## EXERCISE DIRECTIONS
Copy each line that contains the word "High".

-- start DATA SUPPLIED --

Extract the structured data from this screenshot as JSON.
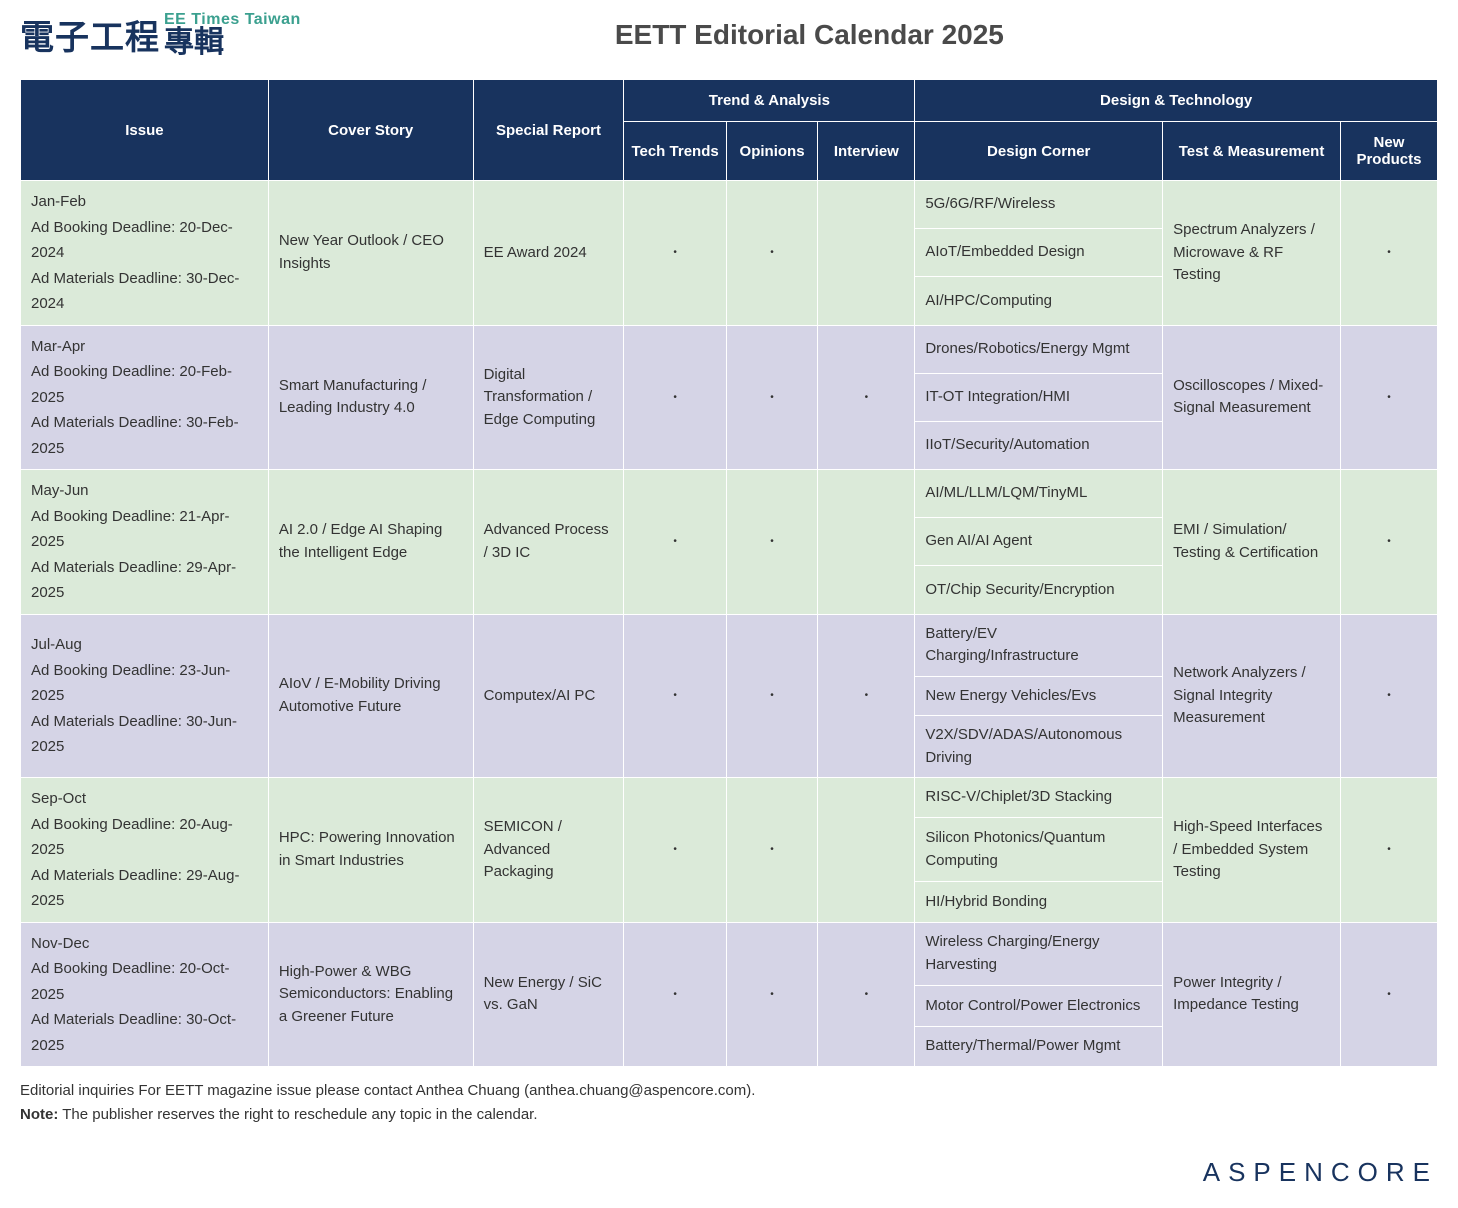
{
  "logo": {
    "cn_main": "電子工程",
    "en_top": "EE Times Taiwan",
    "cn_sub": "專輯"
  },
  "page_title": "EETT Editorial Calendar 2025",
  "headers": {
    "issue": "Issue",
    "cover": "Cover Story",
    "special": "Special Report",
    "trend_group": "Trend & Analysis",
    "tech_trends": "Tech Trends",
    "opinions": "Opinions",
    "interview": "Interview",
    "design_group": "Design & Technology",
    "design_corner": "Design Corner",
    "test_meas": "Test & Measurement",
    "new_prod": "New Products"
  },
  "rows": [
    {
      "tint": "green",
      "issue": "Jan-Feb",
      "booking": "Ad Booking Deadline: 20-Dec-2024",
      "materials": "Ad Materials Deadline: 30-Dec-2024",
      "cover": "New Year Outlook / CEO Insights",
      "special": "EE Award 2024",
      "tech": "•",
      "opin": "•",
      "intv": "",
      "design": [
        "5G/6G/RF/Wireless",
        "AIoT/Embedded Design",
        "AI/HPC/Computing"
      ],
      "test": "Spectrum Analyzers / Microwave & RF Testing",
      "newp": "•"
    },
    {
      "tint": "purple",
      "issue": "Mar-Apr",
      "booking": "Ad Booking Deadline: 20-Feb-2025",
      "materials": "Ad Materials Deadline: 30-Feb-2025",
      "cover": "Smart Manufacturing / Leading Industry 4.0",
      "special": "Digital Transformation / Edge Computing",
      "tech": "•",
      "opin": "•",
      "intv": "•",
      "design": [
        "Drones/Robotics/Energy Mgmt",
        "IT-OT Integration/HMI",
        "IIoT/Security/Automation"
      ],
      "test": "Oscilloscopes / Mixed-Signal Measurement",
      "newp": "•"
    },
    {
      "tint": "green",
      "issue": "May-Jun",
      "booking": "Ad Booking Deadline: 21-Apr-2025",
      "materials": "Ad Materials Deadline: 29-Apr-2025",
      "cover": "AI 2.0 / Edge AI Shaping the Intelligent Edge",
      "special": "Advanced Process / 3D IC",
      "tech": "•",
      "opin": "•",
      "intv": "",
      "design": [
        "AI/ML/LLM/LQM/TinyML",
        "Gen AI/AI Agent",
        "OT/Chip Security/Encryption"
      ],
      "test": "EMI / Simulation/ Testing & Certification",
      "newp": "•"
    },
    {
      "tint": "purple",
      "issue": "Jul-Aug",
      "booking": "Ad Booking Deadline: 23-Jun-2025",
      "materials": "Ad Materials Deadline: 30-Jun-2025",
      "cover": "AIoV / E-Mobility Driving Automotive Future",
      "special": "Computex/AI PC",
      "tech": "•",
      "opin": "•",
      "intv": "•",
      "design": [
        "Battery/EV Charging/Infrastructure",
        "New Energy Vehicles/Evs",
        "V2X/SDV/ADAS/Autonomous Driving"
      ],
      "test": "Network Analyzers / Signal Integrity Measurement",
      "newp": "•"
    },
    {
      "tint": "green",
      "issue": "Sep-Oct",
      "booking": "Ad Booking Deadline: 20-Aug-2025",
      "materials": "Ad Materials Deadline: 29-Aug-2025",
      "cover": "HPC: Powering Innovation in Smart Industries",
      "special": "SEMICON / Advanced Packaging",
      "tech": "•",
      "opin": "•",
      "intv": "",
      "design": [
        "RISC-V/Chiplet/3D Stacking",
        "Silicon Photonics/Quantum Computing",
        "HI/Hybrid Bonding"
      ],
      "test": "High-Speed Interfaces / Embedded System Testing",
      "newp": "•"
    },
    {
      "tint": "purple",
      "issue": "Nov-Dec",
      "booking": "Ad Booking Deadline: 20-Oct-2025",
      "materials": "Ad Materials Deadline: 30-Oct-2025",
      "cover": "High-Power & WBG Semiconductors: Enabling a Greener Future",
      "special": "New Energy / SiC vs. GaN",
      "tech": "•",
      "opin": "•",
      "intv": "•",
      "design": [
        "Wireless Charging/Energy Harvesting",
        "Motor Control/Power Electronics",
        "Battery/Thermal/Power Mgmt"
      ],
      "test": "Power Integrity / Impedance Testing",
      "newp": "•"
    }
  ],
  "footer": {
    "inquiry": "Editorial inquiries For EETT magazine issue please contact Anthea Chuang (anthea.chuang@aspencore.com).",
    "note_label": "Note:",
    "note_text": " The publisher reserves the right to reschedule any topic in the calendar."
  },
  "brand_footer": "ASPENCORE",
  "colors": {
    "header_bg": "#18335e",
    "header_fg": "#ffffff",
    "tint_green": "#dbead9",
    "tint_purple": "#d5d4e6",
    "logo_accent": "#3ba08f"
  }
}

-- end DATA SUPPLIED --
-- start DATA SUPPLIED --

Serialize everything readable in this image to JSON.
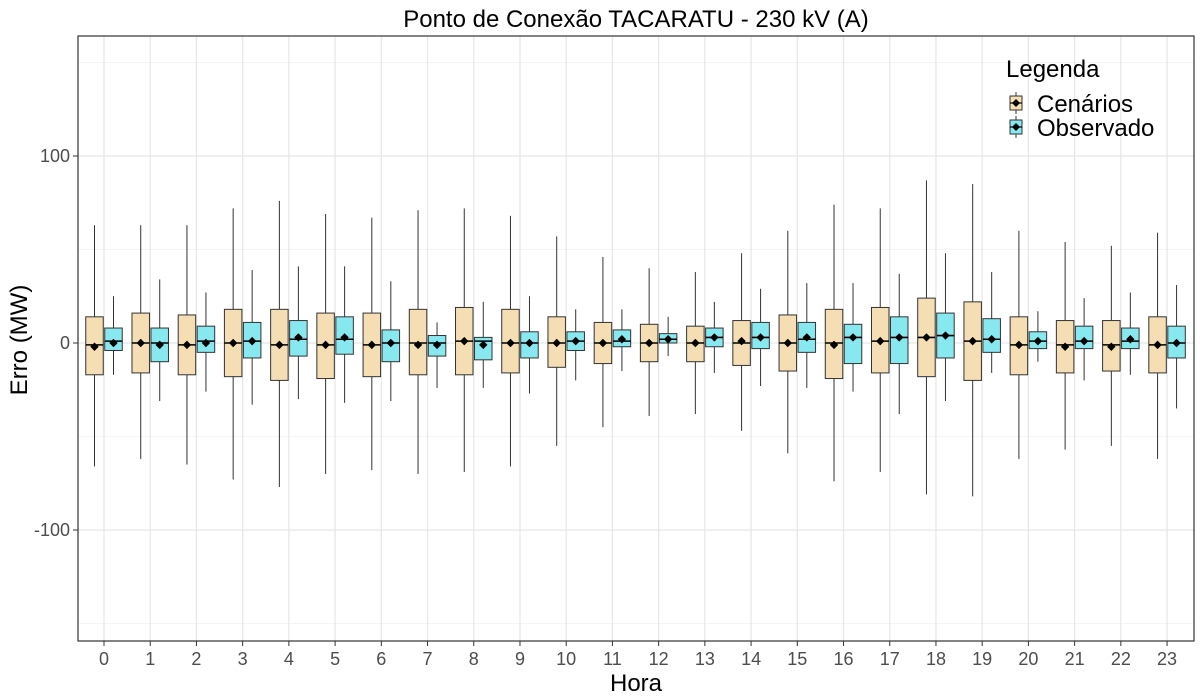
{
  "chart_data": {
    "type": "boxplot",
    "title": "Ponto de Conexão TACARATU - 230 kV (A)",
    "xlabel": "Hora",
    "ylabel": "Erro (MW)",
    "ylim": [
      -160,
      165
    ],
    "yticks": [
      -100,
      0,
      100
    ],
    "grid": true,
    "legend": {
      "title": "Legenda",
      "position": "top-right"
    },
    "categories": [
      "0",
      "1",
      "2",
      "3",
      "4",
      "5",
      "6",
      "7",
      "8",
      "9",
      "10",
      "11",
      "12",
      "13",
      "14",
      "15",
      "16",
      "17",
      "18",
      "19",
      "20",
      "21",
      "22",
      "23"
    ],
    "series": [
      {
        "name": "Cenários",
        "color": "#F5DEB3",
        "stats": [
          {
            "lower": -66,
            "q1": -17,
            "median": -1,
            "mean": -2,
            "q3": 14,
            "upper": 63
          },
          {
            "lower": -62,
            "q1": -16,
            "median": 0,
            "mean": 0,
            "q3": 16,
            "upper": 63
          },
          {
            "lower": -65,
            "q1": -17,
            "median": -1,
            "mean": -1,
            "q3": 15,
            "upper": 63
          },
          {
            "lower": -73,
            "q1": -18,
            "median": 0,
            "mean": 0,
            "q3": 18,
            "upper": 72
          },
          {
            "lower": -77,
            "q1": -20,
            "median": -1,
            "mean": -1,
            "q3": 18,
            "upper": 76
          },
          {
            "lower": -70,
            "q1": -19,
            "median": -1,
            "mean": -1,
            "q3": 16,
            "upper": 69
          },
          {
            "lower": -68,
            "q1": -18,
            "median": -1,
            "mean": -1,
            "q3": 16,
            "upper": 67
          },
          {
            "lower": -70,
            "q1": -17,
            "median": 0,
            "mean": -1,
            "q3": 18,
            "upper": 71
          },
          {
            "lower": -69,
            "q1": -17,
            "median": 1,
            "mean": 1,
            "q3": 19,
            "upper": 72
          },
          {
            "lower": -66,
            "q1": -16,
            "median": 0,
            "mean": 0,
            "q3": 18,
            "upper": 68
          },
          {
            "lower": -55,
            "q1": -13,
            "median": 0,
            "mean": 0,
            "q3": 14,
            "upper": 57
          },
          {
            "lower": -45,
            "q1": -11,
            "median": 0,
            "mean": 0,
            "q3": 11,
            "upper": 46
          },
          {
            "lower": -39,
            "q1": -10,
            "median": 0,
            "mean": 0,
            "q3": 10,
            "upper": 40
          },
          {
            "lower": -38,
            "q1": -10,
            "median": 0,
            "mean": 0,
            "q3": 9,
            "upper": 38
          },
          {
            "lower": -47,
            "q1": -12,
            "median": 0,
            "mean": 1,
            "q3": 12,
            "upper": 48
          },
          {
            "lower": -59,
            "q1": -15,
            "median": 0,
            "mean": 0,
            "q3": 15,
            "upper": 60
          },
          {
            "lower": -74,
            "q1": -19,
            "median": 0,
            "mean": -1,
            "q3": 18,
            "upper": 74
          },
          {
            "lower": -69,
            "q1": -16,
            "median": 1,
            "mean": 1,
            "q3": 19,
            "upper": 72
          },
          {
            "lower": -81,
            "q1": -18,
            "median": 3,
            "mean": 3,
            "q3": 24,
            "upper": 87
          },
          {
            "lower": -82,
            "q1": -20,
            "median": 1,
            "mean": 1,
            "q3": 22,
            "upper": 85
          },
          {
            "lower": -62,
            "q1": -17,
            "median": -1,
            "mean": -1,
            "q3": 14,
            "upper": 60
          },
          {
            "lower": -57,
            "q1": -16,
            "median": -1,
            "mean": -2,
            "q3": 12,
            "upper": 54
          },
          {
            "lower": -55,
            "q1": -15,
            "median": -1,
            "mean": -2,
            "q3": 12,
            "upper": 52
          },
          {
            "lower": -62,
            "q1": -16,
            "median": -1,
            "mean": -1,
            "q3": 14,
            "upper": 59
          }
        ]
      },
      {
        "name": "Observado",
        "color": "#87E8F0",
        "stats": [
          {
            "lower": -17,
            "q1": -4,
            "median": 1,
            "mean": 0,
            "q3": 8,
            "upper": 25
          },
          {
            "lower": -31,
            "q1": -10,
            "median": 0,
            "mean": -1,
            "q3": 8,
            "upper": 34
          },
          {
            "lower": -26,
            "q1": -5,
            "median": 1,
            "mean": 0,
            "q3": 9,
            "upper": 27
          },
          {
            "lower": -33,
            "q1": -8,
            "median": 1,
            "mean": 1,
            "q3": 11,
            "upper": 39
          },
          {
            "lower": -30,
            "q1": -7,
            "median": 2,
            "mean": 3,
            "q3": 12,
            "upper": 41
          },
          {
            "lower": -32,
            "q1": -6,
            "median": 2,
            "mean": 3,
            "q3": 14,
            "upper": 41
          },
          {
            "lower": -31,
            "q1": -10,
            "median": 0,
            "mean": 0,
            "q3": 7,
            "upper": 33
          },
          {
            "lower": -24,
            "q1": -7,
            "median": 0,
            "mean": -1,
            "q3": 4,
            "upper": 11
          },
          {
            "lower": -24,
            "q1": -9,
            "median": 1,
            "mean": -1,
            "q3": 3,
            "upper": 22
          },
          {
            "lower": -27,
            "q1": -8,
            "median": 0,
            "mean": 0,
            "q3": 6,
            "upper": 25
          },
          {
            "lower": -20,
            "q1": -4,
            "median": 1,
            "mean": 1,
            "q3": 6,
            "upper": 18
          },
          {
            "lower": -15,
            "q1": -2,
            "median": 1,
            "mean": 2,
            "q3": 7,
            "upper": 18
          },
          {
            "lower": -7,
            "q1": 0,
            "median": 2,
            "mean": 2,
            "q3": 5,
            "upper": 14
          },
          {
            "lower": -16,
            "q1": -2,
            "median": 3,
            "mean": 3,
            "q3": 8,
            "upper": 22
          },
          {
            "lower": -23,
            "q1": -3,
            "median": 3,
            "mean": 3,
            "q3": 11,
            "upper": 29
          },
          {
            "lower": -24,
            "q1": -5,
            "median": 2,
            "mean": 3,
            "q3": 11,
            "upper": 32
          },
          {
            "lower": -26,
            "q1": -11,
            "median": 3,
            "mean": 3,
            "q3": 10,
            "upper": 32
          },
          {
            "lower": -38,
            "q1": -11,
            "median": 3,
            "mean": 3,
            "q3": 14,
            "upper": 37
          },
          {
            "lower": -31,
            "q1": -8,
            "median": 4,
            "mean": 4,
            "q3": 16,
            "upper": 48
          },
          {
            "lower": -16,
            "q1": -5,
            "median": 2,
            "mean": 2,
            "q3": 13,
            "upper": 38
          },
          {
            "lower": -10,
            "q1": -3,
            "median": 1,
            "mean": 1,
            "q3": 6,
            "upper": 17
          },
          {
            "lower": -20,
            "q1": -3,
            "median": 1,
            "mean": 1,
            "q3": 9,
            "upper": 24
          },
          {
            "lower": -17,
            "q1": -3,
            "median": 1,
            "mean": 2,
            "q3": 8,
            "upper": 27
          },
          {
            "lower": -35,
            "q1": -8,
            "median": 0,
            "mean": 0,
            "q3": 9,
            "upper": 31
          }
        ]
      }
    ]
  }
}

-- end DATA SUPPLIED --
-- start DATA SUPPLIED --

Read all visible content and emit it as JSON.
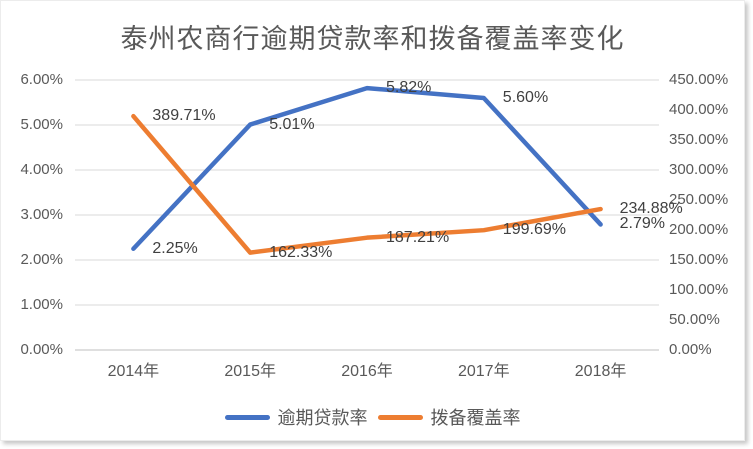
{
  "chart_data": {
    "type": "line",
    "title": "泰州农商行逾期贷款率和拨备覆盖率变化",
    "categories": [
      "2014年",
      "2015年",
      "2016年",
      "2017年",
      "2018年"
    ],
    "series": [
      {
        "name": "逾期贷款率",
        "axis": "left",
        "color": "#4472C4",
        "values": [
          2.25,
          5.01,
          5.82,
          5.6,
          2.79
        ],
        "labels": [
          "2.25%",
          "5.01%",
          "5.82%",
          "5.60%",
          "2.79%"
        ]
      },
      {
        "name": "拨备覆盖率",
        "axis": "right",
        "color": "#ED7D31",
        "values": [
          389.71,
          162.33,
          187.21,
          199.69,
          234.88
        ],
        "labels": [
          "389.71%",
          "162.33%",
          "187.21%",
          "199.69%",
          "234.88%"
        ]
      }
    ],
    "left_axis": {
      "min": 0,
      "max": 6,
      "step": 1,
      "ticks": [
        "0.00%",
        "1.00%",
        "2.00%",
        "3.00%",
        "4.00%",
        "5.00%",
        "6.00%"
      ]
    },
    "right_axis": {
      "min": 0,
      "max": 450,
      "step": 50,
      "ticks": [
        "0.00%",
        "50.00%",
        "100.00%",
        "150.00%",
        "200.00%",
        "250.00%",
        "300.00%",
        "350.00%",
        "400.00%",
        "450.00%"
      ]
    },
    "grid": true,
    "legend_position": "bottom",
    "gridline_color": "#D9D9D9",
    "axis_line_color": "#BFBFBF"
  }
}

-- end DATA SUPPLIED --

## RESPONSE TO THIS EXERCISE
      "test": "High-Speed Interfaces / Embedded System Testing",
      "cover": "High-Power & WBG Semiconductors: Enabling a Greener Future",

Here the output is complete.